◆ PROVIDED PASSAGE ◆
Two hundred boda‐boda cyclists were trained by the District Health Team. Each cyclist is given a fuel voucher of shillings 10,000 when they take an expectant mother for delivery to a health facility. However, the project has recorded minimal progress, as women continue to shun the health facilities.

The project was started by the district health department with support from the United States Agency for International Development (USAID) because women were being forced to give birth at home in unhygienic conditions citing lack of transport to health facilities.

Statistics at the district health department show that the maternal mortality rate in the district is at 55%.

Benjamin Kayonga, the in-charge of the project, says the purpose of the Boda boda Ambulances was to save lives of pregnant mothers by accessing healthcare facilities that previously may have been out of reach. He says that during a review of the project it was found out that the women especially in rural areas weren’t utilizing the ambulances.

◆ GIVEN INFORMATION ◆
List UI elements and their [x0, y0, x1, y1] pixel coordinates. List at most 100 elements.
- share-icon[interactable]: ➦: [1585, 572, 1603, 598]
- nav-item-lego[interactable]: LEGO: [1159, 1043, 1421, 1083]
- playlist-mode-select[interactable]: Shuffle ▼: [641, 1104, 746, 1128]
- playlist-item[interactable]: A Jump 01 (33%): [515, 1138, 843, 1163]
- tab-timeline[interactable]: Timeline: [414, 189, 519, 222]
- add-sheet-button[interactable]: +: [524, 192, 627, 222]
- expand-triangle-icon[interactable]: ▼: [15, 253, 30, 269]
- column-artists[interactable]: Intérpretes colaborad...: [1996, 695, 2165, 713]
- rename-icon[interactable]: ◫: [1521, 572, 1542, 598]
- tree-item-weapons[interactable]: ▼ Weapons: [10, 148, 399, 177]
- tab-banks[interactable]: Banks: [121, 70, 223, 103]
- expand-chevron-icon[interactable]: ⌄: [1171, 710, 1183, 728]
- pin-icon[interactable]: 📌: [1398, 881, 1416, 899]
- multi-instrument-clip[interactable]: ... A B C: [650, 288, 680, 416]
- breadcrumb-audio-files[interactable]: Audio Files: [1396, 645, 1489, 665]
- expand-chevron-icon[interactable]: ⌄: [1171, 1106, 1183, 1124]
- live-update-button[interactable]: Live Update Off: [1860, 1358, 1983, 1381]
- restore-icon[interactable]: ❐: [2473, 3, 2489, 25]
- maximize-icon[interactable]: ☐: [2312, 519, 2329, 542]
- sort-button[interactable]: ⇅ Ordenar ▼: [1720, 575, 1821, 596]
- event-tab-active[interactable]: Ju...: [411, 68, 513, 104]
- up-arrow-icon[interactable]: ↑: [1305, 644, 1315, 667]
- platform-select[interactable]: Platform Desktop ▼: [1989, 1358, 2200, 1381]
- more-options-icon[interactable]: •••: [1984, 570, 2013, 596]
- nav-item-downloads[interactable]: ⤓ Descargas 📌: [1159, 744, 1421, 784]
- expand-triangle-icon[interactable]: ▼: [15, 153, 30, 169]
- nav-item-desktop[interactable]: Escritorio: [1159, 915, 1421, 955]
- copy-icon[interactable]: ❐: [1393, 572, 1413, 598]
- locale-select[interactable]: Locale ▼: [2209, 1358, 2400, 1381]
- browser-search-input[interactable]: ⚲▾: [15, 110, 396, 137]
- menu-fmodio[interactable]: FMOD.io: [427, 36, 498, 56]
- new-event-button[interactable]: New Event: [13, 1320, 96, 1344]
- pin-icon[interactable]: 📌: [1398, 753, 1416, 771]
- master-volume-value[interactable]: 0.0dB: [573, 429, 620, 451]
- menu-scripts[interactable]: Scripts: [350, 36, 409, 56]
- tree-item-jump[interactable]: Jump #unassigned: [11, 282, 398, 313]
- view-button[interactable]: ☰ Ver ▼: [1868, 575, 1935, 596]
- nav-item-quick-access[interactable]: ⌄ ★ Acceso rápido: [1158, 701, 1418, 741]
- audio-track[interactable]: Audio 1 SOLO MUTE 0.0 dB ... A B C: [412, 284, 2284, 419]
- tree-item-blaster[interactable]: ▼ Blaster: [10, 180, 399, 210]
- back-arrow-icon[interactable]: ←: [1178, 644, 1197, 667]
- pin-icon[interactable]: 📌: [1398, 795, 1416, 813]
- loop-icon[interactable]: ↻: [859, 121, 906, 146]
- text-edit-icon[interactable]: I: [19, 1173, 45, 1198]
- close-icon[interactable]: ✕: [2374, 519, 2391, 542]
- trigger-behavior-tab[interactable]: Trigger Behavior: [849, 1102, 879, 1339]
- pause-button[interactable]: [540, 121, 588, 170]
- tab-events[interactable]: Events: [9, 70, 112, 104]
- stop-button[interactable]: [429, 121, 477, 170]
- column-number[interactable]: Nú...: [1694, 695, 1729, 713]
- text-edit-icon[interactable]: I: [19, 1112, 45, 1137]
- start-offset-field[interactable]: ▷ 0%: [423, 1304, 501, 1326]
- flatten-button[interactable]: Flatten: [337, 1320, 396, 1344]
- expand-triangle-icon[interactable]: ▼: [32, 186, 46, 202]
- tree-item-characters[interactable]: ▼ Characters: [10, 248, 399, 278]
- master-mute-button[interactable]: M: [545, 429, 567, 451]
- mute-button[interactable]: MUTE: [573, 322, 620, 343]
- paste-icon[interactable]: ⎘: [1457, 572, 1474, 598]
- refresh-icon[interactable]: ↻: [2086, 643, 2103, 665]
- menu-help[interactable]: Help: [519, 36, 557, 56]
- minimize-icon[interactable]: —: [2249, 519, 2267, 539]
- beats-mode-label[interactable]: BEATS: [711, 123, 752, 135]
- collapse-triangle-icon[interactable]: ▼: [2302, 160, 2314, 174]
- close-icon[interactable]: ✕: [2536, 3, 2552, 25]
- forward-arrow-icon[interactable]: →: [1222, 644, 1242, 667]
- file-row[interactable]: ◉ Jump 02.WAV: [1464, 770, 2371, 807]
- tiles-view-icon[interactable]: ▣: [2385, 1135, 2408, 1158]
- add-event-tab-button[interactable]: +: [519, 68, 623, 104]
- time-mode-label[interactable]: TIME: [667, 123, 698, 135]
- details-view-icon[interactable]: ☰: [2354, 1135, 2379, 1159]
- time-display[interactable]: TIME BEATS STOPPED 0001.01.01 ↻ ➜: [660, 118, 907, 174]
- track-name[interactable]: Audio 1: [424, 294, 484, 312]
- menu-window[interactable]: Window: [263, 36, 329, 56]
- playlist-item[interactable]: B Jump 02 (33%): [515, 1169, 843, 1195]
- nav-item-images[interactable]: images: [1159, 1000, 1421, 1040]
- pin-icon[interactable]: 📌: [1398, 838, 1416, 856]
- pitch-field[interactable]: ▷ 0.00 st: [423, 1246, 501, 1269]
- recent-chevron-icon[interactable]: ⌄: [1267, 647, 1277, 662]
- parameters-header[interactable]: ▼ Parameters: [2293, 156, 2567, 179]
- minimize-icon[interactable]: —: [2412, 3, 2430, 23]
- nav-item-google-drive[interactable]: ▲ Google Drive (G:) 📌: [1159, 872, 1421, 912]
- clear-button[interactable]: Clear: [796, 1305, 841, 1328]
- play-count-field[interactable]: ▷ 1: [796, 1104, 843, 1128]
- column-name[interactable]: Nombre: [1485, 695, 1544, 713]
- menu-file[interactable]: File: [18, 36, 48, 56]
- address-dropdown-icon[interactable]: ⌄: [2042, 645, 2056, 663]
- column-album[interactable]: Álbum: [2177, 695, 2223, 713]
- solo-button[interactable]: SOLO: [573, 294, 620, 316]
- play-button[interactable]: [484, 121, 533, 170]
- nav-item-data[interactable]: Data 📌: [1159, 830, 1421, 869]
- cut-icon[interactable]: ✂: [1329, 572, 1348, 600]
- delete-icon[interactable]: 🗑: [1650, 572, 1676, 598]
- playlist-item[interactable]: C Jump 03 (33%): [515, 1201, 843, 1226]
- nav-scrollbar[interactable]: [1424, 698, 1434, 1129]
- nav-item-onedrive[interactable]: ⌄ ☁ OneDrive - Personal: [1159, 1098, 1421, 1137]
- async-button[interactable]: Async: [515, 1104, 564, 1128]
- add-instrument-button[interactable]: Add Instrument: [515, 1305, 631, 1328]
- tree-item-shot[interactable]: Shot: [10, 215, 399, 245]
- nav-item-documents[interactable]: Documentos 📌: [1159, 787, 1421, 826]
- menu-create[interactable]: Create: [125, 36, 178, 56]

◆ PROBLEM SET ◆
(a) Answer each question from the boda-boda ambulance passage, marking your answers (i), (ii) and (iii).
(i) How many boda-boda cyclists did the District Health Team train?
(ii) Which agency supported the district health department in starting the project?
(iii) Who is the in-charge of the project?
(b) List every organization or official body named in the boda-boda ambulance passage.
(c) Carry on the passage about the boda-boda ambulance project from its last sentence.

◆ ANSWERS BY ITEM NUMBER ◆
(a)
(i) Two hundred.
(ii) The United States Agency for International Development (USAID).
(iii) Benjamin Kayonga.

(b)
- District Health Team
- district health department
- United States Agency for International Development (USAID)

(c)
Kayonga says that since June last year, only 70 women have accessed the health centres in different sub counties using the boda ambulance, which he says is a small number.  He was quick to attribute the poor performance of the project to the influence of the traditional birth attendants (TBAs).

However, some of the residents attribute the failure to the poor road network especially in the rural areas.

Deborah Karamagi, a resident of Kisojo village in Kihuura Sub County, says the roads deteriorate more during the rainy season and become almost impassable for the boda boda ambulances, yet the nearest health centres are more than 10 kilometers away.  She says that this forces the women to use the services of TBAs, who are easily accessible.

She says that although the ambulance project is good, the roads also need to be worked on.